• PROBLEM DESCRIPTION:
Make an exact copy of the data below, leaving out every picture.

• EXERCISE INPUTS:
— start —

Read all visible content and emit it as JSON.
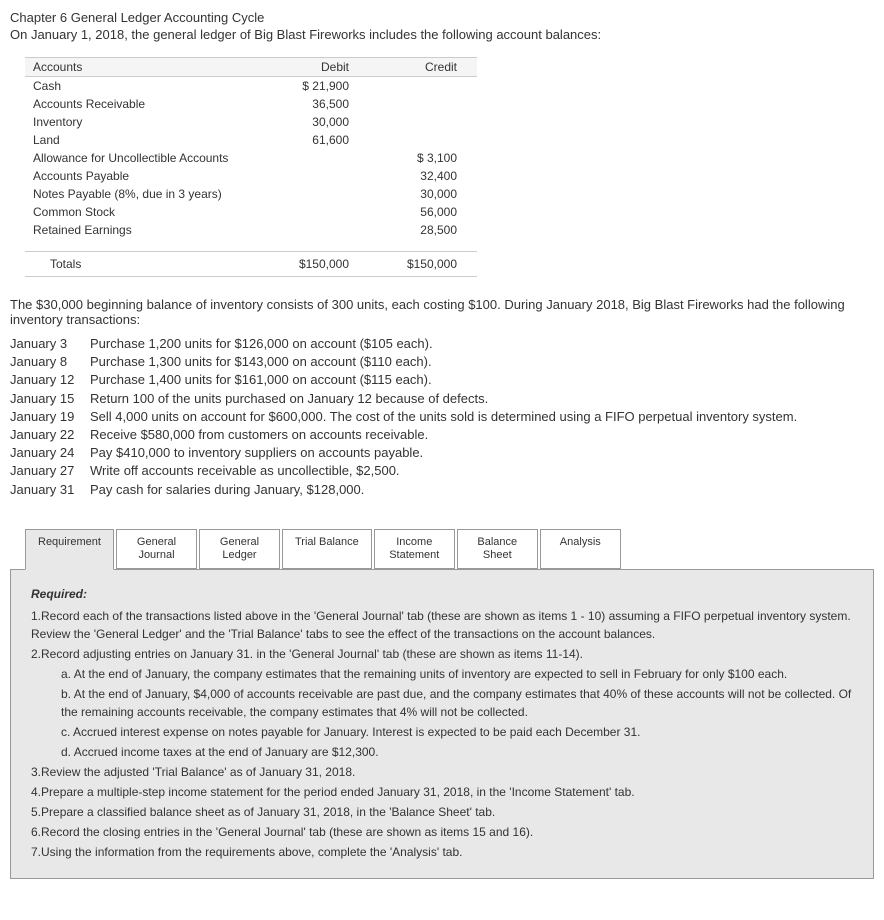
{
  "title": "Chapter 6 General Ledger Accounting Cycle",
  "subtitle": "On January 1, 2018, the general ledger of Big Blast Fireworks includes the following account balances:",
  "ledger": {
    "headers": {
      "accounts": "Accounts",
      "debit": "Debit",
      "credit": "Credit"
    },
    "rows": [
      {
        "name": "Cash",
        "debit": "$ 21,900",
        "credit": ""
      },
      {
        "name": "Accounts Receivable",
        "debit": "36,500",
        "credit": ""
      },
      {
        "name": "Inventory",
        "debit": "30,000",
        "credit": ""
      },
      {
        "name": "Land",
        "debit": "61,600",
        "credit": ""
      },
      {
        "name": "Allowance for Uncollectible Accounts",
        "debit": "",
        "credit": "$  3,100"
      },
      {
        "name": "Accounts Payable",
        "debit": "",
        "credit": "32,400"
      },
      {
        "name": "Notes Payable (8%, due in 3 years)",
        "debit": "",
        "credit": "30,000"
      },
      {
        "name": "Common Stock",
        "debit": "",
        "credit": "56,000"
      },
      {
        "name": "Retained Earnings",
        "debit": "",
        "credit": "28,500"
      }
    ],
    "totals": {
      "label": "Totals",
      "debit": "$150,000",
      "credit": "$150,000"
    }
  },
  "inventory_intro": "The $30,000 beginning balance of inventory consists of 300 units, each costing $100. During January 2018, Big Blast Fireworks had the following inventory transactions:",
  "transactions": [
    {
      "date": "January 3",
      "desc": "Purchase 1,200 units for $126,000 on account ($105 each)."
    },
    {
      "date": "January 8",
      "desc": "Purchase 1,300 units for $143,000 on account ($110 each)."
    },
    {
      "date": "January 12",
      "desc": "Purchase 1,400 units for $161,000 on account ($115 each)."
    },
    {
      "date": "January 15",
      "desc": "Return 100 of the units purchased on January 12 because of defects."
    },
    {
      "date": "January 19",
      "desc": "Sell 4,000 units on account for $600,000. The cost of the units sold is determined using a FIFO perpetual inventory system."
    },
    {
      "date": "January 22",
      "desc": "Receive $580,000 from customers on accounts receivable."
    },
    {
      "date": "January 24",
      "desc": "Pay $410,000 to inventory suppliers on accounts payable."
    },
    {
      "date": "January 27",
      "desc": "Write off accounts receivable as uncollectible, $2,500."
    },
    {
      "date": "January 31",
      "desc": "Pay cash for salaries during January, $128,000."
    }
  ],
  "tabs": [
    {
      "label": "Requirement"
    },
    {
      "label": "General\nJournal"
    },
    {
      "label": "General\nLedger"
    },
    {
      "label": "Trial Balance"
    },
    {
      "label": "Income\nStatement"
    },
    {
      "label": "Balance\nSheet"
    },
    {
      "label": "Analysis"
    }
  ],
  "requirements": {
    "heading": "Required:",
    "items": [
      {
        "num": "1.",
        "text": "Record each of the transactions listed above in the 'General Journal' tab (these are shown as items 1 - 10) assuming a FIFO perpetual inventory system. Review the 'General Ledger' and the 'Trial Balance' tabs to see the effect of the transactions on the account balances."
      },
      {
        "num": "2.",
        "text": "Record adjusting entries on January 31. in the 'General Journal' tab (these are shown as items 11-14).",
        "sub": [
          {
            "letter": "a.",
            "text": "At the end of January, the company estimates that the remaining units of inventory are expected to sell in February for only $100 each."
          },
          {
            "letter": "b.",
            "text": "At the end of January, $4,000 of accounts receivable are past due, and the company estimates that 40% of these accounts will not be collected. Of the remaining accounts receivable, the company estimates that 4% will not be collected."
          },
          {
            "letter": "c.",
            "text": "Accrued interest expense on notes payable for January. Interest is expected to be paid each December 31."
          },
          {
            "letter": "d.",
            "text": "Accrued income taxes at the end of January are $12,300."
          }
        ]
      },
      {
        "num": "3.",
        "text": "Review the adjusted 'Trial Balance' as of January 31, 2018."
      },
      {
        "num": "4.",
        "text": "Prepare a multiple-step income statement for the period ended January 31, 2018, in the 'Income Statement' tab."
      },
      {
        "num": "5.",
        "text": "Prepare a classified balance sheet as of January 31, 2018, in the 'Balance Sheet' tab."
      },
      {
        "num": "6.",
        "text": "Record the closing entries in the 'General Journal' tab (these are shown as items 15 and 16)."
      },
      {
        "num": "7.",
        "text": "Using the information from the requirements above, complete the 'Analysis' tab."
      }
    ]
  }
}
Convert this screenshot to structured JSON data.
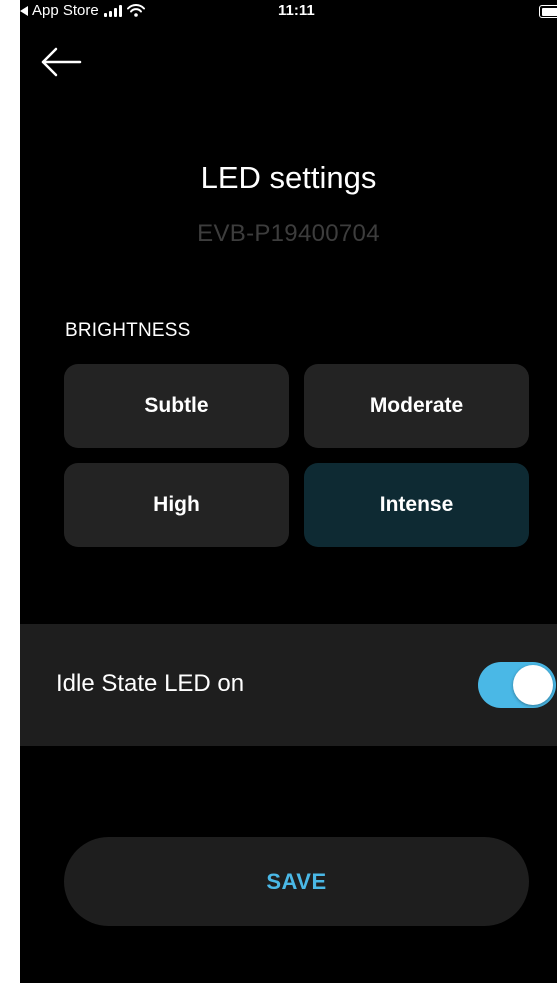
{
  "status_bar": {
    "back_app": "App Store",
    "time": "11:11"
  },
  "header": {
    "title": "LED settings",
    "serial": "EVB-P19400704",
    "back_icon": "arrow-left-icon"
  },
  "brightness": {
    "label": "BRIGHTNESS",
    "options": [
      {
        "label": "Subtle",
        "selected": false
      },
      {
        "label": "Moderate",
        "selected": false
      },
      {
        "label": "High",
        "selected": false
      },
      {
        "label": "Intense",
        "selected": true
      }
    ]
  },
  "idle_led": {
    "label": "Idle State LED on",
    "enabled": true
  },
  "save": {
    "label": "SAVE"
  },
  "colors": {
    "background": "#000000",
    "card": "#232323",
    "selected_card": "#0e2a33",
    "accent": "#4ab8e6",
    "serial_text": "#3d3d3d"
  }
}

— end —

• SOLUTION:
Read all visible content and emit it as JSON.
{
  "title": "Chapter 6 General Ledger Accounting Cycle",
  "subtitle": "On January 1, 2018, the general ledger of Big Blast Fireworks includes the following account balances:",
  "ledger": {
    "headers": {
      "accounts": "Accounts",
      "debit": "Debit",
      "credit": "Credit"
    },
    "rows": [
      {
        "name": "Cash",
        "debit": "$ 21,900",
        "credit": ""
      },
      {
        "name": "Accounts Receivable",
        "debit": "36,500",
        "credit": ""
      },
      {
        "name": "Inventory",
        "debit": "30,000",
        "credit": ""
      },
      {
        "name": "Land",
        "debit": "61,600",
        "credit": ""
      },
      {
        "name": "Allowance for Uncollectible Accounts",
        "debit": "",
        "credit": "$  3,100"
      },
      {
        "name": "Accounts Payable",
        "debit": "",
        "credit": "32,400"
      },
      {
        "name": "Notes Payable (8%, due in 3 years)",
        "debit": "",
        "credit": "30,000"
      },
      {
        "name": "Common Stock",
        "debit": "",
        "credit": "56,000"
      },
      {
        "name": "Retained Earnings",
        "debit": "",
        "credit": "28,500"
      }
    ],
    "totals": {
      "label": "Totals",
      "debit": "$150,000",
      "credit": "$150,000"
    }
  },
  "inventory_intro": "The $30,000 beginning balance of inventory consists of 300 units, each costing $100. During January 2018, Big Blast Fireworks had the following inventory transactions:",
  "transactions": [
    {
      "date": "January 3",
      "desc": "Purchase 1,200 units for $126,000 on account ($105 each)."
    },
    {
      "date": "January 8",
      "desc": "Purchase 1,300 units for $143,000 on account ($110 each)."
    },
    {
      "date": "January 12",
      "desc": "Purchase 1,400 units for $161,000 on account ($115 each)."
    },
    {
      "date": "January 15",
      "desc": "Return 100 of the units purchased on January 12 because of defects."
    },
    {
      "date": "January 19",
      "desc": "Sell 4,000 units on account for $600,000. The cost of the units sold is determined using a FIFO perpetual inventory system."
    },
    {
      "date": "January 22",
      "desc": "Receive $580,000 from customers on accounts receivable."
    },
    {
      "date": "January 24",
      "desc": "Pay $410,000 to inventory suppliers on accounts payable."
    },
    {
      "date": "January 27",
      "desc": "Write off accounts receivable as uncollectible, $2,500."
    },
    {
      "date": "January 31",
      "desc": "Pay cash for salaries during January, $128,000."
    }
  ],
  "tabs": [
    {
      "label": "Requirement"
    },
    {
      "label": "General\nJournal"
    },
    {
      "label": "General\nLedger"
    },
    {
      "label": "Trial Balance"
    },
    {
      "label": "Income\nStatement"
    },
    {
      "label": "Balance\nSheet"
    },
    {
      "label": "Analysis"
    }
  ],
  "requirements": {
    "heading": "Required:",
    "items": [
      {
        "num": "1.",
        "text": "Record each of the transactions listed above in the 'General Journal' tab (these are shown as items 1 - 10) assuming a FIFO perpetual inventory system. Review the 'General Ledger' and the 'Trial Balance' tabs to see the effect of the transactions on the account balances."
      },
      {
        "num": "2.",
        "text": "Record adjusting entries on January 31. in the 'General Journal' tab (these are shown as items 11-14).",
        "sub": [
          {
            "letter": "a.",
            "text": "At the end of January, the company estimates that the remaining units of inventory are expected to sell in February for only $100 each."
          },
          {
            "letter": "b.",
            "text": "At the end of January, $4,000 of accounts receivable are past due, and the company estimates that 40% of these accounts will not be collected. Of the remaining accounts receivable, the company estimates that 4% will not be collected."
          },
          {
            "letter": "c.",
            "text": "Accrued interest expense on notes payable for January. Interest is expected to be paid each December 31."
          },
          {
            "letter": "d.",
            "text": "Accrued income taxes at the end of January are $12,300."
          }
        ]
      },
      {
        "num": "3.",
        "text": "Review the adjusted 'Trial Balance' as of January 31, 2018."
      },
      {
        "num": "4.",
        "text": "Prepare a multiple-step income statement for the period ended January 31, 2018, in the 'Income Statement' tab."
      },
      {
        "num": "5.",
        "text": "Prepare a classified balance sheet as of January 31, 2018, in the 'Balance Sheet' tab."
      },
      {
        "num": "6.",
        "text": "Record the closing entries in the 'General Journal' tab (these are shown as items 15 and 16)."
      },
      {
        "num": "7.",
        "text": "Using the information from the requirements above, complete the 'Analysis' tab."
      }
    ]
  }
}
Convert this screenshot to structured JSON data.
{
  "status_bar": {
    "back_app": "App Store",
    "time": "11:11"
  },
  "header": {
    "title": "LED settings",
    "serial": "EVB-P19400704",
    "back_icon": "arrow-left-icon"
  },
  "brightness": {
    "label": "BRIGHTNESS",
    "options": [
      {
        "label": "Subtle",
        "selected": false
      },
      {
        "label": "Moderate",
        "selected": false
      },
      {
        "label": "High",
        "selected": false
      },
      {
        "label": "Intense",
        "selected": true
      }
    ]
  },
  "idle_led": {
    "label": "Idle State LED on",
    "enabled": true
  },
  "save": {
    "label": "SAVE"
  },
  "colors": {
    "background": "#000000",
    "card": "#232323",
    "selected_card": "#0e2a33",
    "accent": "#4ab8e6",
    "serial_text": "#3d3d3d"
  }
}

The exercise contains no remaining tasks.